— BEGIN —

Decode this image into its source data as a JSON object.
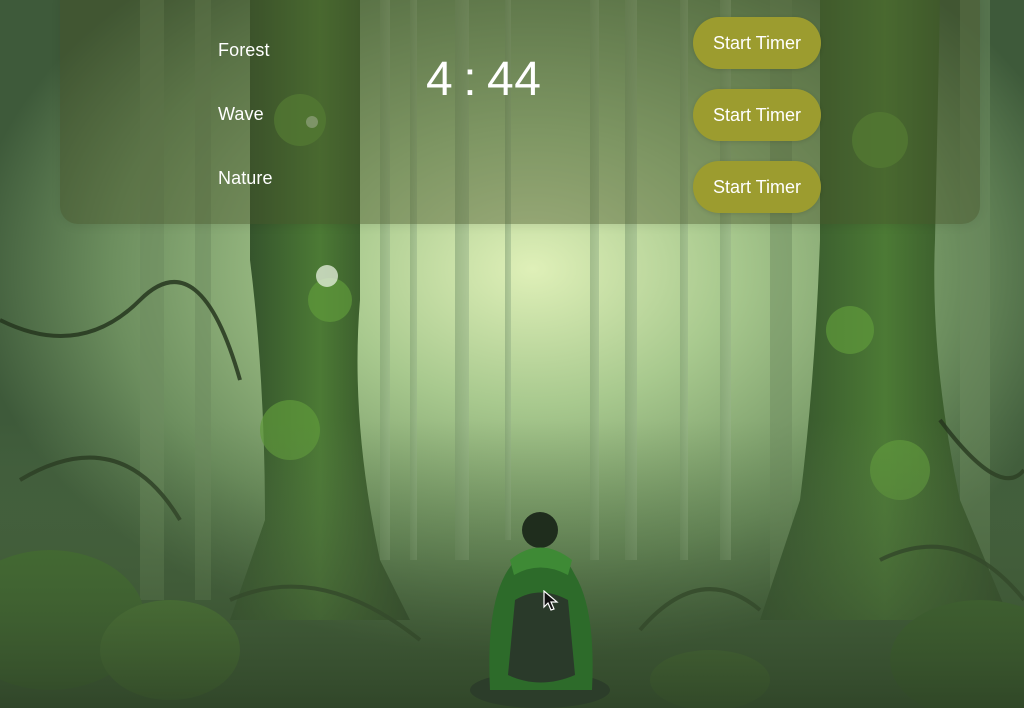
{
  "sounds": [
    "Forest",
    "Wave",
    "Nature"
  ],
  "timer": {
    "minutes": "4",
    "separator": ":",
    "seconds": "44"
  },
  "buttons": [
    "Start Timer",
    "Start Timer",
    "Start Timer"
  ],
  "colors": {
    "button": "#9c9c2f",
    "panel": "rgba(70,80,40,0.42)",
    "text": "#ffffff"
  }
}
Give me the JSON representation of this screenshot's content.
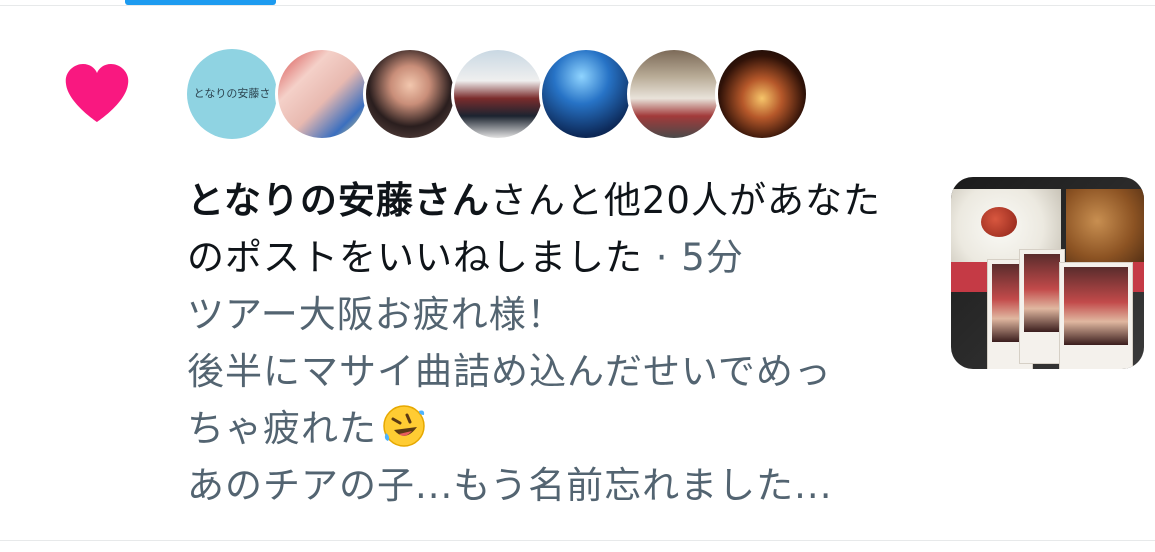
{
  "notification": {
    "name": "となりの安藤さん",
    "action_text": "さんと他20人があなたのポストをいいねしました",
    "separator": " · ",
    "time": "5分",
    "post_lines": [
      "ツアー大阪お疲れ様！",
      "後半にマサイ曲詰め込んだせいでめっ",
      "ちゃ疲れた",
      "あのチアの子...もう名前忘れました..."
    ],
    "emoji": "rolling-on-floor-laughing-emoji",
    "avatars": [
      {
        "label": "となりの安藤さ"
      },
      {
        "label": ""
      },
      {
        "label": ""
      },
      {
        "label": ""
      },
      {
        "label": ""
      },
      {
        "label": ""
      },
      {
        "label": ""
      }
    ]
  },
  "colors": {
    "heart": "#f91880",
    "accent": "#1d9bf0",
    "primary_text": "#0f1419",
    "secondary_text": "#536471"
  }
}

— END —

Set exercise: Take the line containing "Give me the" as the first line and the last line of the data above as the final one, and output exactly the lines between them, inclusive, with no pictures.

Expected answer:
Give me the JSON representation of this screenshot's content.
{
  "notification": {
    "name": "となりの安藤さん",
    "action_text": "さんと他20人があなたのポストをいいねしました",
    "separator": " · ",
    "time": "5分",
    "post_lines": [
      "ツアー大阪お疲れ様！",
      "後半にマサイ曲詰め込んだせいでめっ",
      "ちゃ疲れた",
      "あのチアの子...もう名前忘れました..."
    ],
    "emoji": "rolling-on-floor-laughing-emoji",
    "avatars": [
      {
        "label": "となりの安藤さ"
      },
      {
        "label": ""
      },
      {
        "label": ""
      },
      {
        "label": ""
      },
      {
        "label": ""
      },
      {
        "label": ""
      },
      {
        "label": ""
      }
    ]
  },
  "colors": {
    "heart": "#f91880",
    "accent": "#1d9bf0",
    "primary_text": "#0f1419",
    "secondary_text": "#536471"
  }
}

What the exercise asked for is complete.